┌─ Raw data

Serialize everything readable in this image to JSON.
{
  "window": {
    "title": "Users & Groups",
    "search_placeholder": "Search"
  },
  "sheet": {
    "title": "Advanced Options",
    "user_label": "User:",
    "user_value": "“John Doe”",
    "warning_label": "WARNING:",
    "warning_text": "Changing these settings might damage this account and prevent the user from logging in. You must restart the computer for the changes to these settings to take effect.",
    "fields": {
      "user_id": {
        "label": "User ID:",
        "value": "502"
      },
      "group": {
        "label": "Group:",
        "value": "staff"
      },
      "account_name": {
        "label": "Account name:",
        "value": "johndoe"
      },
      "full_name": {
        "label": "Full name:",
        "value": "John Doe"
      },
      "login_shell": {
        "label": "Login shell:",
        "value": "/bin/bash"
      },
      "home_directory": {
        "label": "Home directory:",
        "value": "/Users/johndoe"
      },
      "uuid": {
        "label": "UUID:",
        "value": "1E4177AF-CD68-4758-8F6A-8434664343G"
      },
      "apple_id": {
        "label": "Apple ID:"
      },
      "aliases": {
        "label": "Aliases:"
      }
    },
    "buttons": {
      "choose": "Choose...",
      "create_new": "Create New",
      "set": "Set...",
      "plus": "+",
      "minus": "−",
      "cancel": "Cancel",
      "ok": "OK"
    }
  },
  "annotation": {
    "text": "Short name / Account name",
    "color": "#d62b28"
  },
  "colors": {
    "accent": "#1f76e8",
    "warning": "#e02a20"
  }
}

└─

■ Instructions for the task
Copy every record exactly, with nothing added or dropped.

■ Answer to this task
Serialize everything readable in this image to JSON.
{
  "window": {
    "title": "Users & Groups",
    "search_placeholder": "Search"
  },
  "sheet": {
    "title": "Advanced Options",
    "user_label": "User:",
    "user_value": "“John Doe”",
    "warning_label": "WARNING:",
    "warning_text": "Changing these settings might damage this account and prevent the user from logging in. You must restart the computer for the changes to these settings to take effect.",
    "fields": {
      "user_id": {
        "label": "User ID:",
        "value": "502"
      },
      "group": {
        "label": "Group:",
        "value": "staff"
      },
      "account_name": {
        "label": "Account name:",
        "value": "johndoe"
      },
      "full_name": {
        "label": "Full name:",
        "value": "John Doe"
      },
      "login_shell": {
        "label": "Login shell:",
        "value": "/bin/bash"
      },
      "home_directory": {
        "label": "Home directory:",
        "value": "/Users/johndoe"
      },
      "uuid": {
        "label": "UUID:",
        "value": "1E4177AF-CD68-4758-8F6A-8434664343G"
      },
      "apple_id": {
        "label": "Apple ID:"
      },
      "aliases": {
        "label": "Aliases:"
      }
    },
    "buttons": {
      "choose": "Choose...",
      "create_new": "Create New",
      "set": "Set...",
      "plus": "+",
      "minus": "−",
      "cancel": "Cancel",
      "ok": "OK"
    }
  },
  "annotation": {
    "text": "Short name / Account name",
    "color": "#d62b28"
  },
  "colors": {
    "accent": "#1f76e8",
    "warning": "#e02a20"
  }
}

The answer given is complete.